* [Records from a data collection]:
____

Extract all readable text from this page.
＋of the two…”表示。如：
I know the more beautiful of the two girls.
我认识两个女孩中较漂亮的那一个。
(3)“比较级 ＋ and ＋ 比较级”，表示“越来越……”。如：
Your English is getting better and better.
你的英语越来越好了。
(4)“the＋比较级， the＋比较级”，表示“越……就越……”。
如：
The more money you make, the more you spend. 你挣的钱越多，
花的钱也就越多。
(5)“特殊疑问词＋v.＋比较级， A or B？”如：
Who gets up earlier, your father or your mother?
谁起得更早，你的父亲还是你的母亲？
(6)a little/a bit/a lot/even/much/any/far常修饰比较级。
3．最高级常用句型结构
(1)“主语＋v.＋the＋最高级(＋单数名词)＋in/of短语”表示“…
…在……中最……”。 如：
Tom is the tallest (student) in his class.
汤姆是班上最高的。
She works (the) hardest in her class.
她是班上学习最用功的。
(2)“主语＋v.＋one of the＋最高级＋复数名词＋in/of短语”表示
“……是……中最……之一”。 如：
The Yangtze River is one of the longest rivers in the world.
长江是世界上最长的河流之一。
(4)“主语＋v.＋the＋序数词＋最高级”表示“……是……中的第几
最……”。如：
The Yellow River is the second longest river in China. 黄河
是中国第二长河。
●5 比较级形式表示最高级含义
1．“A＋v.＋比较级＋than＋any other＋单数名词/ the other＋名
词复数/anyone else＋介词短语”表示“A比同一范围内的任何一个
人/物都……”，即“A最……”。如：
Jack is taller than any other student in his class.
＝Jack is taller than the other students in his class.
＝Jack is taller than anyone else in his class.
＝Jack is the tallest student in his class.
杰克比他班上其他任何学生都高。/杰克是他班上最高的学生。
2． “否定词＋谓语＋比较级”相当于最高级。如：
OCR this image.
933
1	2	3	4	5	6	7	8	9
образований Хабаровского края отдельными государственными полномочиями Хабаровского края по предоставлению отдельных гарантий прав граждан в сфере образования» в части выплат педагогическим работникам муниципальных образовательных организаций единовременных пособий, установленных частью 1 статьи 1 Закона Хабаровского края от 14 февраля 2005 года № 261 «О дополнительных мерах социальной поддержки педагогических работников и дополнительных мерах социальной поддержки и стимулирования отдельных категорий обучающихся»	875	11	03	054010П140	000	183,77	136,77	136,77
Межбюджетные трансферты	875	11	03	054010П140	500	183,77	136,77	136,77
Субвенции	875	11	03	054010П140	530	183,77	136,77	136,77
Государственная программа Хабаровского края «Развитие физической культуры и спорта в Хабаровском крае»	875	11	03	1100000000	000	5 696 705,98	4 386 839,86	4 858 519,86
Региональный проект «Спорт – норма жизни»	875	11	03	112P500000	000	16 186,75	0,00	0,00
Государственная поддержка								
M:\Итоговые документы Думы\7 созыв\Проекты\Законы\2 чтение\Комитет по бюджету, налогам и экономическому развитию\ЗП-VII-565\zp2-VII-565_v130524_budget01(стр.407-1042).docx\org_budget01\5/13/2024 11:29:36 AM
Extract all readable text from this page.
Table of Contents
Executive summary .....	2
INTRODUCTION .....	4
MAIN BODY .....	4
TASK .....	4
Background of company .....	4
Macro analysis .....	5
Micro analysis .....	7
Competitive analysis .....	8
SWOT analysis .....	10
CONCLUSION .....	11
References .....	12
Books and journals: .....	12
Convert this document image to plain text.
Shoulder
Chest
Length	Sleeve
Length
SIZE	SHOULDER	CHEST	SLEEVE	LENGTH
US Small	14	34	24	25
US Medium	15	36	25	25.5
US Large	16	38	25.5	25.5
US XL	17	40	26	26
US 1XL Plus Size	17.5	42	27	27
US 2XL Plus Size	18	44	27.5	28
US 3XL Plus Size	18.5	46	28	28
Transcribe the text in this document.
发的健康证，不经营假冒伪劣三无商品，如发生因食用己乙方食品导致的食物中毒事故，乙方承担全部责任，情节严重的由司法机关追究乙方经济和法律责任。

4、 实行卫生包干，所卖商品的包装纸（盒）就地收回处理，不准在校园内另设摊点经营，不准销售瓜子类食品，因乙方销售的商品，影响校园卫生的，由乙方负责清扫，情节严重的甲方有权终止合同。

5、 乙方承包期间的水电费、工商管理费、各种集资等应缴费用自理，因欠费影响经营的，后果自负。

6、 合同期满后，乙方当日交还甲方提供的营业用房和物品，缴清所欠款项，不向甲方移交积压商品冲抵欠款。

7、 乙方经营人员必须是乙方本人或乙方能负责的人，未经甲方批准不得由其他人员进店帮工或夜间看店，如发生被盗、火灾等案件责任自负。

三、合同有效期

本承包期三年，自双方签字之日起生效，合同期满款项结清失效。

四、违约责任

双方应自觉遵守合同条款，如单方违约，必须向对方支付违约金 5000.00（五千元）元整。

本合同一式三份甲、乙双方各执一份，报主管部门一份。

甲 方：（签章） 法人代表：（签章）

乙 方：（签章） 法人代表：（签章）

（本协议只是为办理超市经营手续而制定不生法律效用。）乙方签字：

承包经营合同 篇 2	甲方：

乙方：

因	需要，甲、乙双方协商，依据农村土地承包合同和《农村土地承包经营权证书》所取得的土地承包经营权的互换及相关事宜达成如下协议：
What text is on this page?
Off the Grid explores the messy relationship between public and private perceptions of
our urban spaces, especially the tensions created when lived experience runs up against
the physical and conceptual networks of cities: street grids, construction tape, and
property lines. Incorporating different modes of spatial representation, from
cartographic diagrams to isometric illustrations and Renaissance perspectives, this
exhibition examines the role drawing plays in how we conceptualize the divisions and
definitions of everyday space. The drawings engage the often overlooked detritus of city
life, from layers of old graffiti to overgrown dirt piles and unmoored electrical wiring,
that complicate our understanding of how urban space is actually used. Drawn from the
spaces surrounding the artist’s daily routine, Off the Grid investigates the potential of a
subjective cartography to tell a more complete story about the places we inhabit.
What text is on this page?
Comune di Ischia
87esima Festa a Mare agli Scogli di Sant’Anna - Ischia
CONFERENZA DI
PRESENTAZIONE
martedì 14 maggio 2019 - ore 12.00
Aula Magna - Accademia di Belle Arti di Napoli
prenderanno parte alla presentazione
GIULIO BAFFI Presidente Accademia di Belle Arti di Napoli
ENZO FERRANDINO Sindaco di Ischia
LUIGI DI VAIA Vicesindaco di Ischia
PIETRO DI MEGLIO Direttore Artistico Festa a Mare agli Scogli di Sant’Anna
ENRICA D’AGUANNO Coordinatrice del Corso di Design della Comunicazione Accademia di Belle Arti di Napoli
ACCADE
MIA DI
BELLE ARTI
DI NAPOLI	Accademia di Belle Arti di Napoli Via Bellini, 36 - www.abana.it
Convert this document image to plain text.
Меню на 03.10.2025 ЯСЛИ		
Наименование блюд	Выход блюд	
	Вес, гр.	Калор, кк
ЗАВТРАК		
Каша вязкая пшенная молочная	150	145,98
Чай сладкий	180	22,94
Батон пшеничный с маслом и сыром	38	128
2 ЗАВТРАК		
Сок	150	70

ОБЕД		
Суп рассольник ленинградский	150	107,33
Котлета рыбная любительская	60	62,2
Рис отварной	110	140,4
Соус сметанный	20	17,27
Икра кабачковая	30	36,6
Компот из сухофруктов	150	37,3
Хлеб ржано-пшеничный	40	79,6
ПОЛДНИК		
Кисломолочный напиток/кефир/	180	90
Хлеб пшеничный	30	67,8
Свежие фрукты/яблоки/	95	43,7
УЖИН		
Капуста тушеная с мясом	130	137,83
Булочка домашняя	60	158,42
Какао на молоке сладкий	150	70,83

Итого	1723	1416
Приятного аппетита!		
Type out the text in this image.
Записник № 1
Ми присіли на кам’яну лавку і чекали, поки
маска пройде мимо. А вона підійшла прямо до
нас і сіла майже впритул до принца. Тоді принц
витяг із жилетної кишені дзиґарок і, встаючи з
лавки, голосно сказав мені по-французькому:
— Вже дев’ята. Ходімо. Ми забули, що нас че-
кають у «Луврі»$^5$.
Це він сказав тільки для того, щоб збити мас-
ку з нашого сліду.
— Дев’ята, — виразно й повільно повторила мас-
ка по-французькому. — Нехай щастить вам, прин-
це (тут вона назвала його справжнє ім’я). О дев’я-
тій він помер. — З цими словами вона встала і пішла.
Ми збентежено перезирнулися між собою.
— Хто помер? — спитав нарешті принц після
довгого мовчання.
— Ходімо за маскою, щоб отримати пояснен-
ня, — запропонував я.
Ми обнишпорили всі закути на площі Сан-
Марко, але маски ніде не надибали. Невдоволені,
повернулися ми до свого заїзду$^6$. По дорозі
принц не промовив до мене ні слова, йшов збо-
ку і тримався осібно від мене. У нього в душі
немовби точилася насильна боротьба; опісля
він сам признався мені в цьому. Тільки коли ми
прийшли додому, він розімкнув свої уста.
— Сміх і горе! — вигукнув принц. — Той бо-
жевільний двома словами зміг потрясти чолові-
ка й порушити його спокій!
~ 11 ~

____

* [Given request]: From the data above, work out how many lines contain the string "Plus" and reply with only the number.

* [Full solution]: 3